## PROBLEM DETAILS
Tally up the lines carrying the string "掌握微生物学研究的基本技术" and respond with only the resulting number.

:: SUPPLIED MATERIAL

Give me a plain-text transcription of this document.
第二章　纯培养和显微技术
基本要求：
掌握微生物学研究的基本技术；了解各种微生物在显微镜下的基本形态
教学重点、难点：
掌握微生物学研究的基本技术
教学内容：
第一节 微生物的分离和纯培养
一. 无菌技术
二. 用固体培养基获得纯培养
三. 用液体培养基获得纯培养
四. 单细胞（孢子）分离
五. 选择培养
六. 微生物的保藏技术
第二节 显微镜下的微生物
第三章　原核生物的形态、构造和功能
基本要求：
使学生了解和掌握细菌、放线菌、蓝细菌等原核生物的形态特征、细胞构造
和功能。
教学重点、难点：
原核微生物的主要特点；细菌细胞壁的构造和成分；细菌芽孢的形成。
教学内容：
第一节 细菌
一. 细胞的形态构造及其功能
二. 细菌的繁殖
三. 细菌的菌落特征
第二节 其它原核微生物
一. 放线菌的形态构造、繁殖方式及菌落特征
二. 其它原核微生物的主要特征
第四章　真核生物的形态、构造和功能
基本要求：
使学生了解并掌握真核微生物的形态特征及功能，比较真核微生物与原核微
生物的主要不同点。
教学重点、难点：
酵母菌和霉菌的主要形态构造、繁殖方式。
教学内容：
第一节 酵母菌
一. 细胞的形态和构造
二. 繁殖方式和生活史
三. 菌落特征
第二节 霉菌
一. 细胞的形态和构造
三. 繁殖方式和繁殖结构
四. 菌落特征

::::

## TASK SOLUTION
2